* START Material for the task *
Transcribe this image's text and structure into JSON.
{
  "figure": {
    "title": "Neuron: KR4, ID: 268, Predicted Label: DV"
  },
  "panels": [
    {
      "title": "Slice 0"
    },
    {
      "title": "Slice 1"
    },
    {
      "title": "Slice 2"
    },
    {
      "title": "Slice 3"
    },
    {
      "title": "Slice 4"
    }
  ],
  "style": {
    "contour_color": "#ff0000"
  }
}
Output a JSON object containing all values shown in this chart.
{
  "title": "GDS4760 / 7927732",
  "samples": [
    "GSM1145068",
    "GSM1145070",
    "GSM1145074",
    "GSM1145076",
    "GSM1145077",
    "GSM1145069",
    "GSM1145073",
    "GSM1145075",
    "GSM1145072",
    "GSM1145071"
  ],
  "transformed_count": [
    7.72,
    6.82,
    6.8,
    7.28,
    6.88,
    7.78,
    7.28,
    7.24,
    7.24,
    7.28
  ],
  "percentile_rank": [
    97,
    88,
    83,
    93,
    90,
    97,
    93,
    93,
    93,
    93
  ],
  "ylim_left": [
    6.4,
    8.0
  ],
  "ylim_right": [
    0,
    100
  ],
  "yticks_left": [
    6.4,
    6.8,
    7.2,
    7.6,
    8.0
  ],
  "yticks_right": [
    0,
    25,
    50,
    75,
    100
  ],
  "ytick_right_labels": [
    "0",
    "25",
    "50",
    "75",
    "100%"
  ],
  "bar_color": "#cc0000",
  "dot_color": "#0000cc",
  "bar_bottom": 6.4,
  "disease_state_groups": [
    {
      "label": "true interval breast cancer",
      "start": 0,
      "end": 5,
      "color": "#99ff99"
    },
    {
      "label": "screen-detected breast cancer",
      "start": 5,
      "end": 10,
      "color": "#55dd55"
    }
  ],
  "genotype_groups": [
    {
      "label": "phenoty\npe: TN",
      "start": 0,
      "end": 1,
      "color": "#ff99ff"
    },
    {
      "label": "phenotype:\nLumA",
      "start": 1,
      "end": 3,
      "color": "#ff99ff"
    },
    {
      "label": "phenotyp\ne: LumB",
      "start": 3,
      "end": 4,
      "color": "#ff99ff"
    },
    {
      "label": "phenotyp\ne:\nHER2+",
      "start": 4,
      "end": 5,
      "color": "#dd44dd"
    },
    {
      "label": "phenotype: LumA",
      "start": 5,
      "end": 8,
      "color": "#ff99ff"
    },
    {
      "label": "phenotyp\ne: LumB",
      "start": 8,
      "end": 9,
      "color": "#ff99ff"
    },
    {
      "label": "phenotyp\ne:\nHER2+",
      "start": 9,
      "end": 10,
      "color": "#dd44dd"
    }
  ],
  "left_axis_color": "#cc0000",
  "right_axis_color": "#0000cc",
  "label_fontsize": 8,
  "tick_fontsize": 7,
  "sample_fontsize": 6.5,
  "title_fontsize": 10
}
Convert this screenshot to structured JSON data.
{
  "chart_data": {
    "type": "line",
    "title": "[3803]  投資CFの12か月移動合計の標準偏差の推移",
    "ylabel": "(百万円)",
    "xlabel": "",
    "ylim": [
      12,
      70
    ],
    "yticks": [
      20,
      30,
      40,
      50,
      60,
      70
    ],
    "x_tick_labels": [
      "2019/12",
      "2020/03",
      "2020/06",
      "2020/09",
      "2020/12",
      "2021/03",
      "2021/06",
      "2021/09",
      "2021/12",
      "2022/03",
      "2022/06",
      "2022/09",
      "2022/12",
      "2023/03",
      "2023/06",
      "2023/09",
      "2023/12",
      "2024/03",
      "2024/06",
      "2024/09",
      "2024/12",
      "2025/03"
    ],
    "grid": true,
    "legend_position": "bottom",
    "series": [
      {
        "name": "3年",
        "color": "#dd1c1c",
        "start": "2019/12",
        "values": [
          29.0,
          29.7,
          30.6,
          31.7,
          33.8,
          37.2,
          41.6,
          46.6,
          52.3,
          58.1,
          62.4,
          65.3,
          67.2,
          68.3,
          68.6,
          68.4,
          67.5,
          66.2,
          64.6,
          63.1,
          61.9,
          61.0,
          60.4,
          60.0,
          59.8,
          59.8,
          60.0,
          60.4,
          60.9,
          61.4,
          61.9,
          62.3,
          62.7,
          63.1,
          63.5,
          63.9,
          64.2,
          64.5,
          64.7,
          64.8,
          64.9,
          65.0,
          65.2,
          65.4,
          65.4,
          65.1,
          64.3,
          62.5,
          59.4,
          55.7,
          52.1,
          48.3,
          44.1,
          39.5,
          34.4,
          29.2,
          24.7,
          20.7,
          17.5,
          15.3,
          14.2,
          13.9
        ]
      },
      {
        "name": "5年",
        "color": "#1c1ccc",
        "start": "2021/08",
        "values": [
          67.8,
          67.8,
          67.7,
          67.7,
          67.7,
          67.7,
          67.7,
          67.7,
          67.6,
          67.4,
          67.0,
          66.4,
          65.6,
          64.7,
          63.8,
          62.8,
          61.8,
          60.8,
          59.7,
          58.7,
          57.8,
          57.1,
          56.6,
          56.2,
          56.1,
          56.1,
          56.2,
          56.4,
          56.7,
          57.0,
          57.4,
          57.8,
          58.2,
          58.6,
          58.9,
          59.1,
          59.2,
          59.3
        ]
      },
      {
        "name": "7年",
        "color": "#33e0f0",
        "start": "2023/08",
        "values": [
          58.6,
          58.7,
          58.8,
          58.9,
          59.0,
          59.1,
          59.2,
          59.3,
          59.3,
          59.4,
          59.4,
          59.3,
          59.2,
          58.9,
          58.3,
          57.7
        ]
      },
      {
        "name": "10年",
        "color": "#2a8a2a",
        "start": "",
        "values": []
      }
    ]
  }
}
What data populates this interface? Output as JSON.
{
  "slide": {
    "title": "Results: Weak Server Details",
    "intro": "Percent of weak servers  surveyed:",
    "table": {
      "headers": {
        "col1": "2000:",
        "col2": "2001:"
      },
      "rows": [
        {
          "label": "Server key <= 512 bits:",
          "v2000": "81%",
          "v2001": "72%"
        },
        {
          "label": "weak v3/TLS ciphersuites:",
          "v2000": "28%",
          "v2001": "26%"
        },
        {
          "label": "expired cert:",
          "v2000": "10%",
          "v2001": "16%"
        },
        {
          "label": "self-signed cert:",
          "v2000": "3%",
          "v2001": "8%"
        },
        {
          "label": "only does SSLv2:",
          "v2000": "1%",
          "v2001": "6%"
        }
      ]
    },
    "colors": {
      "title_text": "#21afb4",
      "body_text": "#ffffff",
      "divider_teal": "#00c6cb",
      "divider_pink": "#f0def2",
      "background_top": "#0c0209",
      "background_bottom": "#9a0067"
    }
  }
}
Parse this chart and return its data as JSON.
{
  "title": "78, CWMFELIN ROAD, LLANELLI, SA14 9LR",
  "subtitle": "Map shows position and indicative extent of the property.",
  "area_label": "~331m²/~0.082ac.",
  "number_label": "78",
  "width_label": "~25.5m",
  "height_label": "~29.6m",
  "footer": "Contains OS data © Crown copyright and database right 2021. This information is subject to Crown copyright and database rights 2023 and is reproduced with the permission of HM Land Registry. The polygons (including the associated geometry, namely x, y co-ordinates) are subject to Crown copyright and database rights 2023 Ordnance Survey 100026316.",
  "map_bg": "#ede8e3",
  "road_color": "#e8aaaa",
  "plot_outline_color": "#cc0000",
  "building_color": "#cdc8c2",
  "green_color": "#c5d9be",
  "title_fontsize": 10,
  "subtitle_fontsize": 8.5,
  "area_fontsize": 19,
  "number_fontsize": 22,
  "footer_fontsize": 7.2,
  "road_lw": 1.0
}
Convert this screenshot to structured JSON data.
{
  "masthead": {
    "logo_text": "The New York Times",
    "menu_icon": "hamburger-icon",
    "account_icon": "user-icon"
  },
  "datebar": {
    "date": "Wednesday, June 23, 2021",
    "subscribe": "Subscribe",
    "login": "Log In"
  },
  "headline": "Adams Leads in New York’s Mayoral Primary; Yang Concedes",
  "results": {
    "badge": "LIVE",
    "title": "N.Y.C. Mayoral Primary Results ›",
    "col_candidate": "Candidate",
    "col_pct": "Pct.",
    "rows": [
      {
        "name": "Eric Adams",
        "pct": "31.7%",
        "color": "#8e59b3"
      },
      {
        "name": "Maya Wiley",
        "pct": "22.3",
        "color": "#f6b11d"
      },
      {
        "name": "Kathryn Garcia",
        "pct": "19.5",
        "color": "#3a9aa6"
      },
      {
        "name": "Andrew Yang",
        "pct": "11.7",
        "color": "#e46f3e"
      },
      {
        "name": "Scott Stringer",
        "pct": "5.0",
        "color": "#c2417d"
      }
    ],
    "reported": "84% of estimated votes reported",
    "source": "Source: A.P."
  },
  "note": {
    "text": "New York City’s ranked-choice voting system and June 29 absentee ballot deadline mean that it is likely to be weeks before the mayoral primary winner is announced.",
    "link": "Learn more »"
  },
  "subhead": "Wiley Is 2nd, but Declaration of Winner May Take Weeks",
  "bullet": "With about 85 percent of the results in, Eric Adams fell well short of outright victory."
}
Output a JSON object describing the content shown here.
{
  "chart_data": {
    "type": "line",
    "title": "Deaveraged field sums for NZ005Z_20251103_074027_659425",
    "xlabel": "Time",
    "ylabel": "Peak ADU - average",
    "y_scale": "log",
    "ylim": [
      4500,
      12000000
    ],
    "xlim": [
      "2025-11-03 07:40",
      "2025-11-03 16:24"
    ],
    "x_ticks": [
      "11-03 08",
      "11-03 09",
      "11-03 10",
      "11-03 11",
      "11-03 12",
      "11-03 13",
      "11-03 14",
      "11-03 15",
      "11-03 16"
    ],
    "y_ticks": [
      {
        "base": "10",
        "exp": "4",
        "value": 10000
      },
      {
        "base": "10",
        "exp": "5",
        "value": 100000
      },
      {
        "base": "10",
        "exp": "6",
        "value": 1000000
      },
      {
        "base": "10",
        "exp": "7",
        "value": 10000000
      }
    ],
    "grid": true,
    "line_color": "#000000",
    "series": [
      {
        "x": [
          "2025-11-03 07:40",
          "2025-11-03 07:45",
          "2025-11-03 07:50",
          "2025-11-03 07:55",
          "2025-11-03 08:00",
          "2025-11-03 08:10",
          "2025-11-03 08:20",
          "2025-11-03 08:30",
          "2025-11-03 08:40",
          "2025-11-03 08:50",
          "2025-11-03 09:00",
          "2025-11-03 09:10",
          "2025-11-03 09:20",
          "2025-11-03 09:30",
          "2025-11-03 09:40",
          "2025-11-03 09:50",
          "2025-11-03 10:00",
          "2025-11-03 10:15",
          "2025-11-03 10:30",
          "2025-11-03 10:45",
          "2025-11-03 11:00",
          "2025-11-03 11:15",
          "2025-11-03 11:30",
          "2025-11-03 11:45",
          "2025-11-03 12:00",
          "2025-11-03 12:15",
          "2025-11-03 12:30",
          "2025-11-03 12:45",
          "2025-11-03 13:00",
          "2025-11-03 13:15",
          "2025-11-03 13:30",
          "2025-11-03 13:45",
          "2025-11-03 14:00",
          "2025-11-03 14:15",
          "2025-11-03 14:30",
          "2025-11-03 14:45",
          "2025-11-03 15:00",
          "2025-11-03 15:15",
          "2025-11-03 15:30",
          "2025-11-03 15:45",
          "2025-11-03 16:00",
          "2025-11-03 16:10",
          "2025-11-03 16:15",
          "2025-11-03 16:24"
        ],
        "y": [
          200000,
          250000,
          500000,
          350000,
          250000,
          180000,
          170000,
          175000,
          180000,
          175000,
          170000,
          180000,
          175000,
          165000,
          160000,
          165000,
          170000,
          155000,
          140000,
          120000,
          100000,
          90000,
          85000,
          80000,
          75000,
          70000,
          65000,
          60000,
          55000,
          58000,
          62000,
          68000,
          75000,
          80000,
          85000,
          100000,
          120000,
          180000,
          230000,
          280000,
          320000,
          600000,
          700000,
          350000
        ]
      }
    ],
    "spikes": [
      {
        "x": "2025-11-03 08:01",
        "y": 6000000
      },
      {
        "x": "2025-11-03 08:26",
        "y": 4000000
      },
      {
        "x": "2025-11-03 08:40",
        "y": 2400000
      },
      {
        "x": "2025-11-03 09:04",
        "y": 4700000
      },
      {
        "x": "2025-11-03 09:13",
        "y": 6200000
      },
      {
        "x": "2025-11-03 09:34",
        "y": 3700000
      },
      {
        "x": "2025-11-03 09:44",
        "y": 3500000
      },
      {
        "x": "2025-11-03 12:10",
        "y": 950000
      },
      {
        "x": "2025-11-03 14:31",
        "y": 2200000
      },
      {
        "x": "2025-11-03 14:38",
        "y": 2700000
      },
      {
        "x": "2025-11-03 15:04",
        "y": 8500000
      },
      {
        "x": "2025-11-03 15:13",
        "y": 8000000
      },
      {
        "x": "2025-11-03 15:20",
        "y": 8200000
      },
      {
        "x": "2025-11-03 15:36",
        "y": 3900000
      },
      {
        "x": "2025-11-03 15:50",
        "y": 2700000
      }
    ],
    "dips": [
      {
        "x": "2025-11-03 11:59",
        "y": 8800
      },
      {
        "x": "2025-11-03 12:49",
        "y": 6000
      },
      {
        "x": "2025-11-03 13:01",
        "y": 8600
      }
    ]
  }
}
* END Material for the task *
• Aim of the task: Write out every line from the entries where "shown" appears.

• Exercise output:
Output a JSON object containing all values shown in this chart.
Output a JSON object describing the content shown here.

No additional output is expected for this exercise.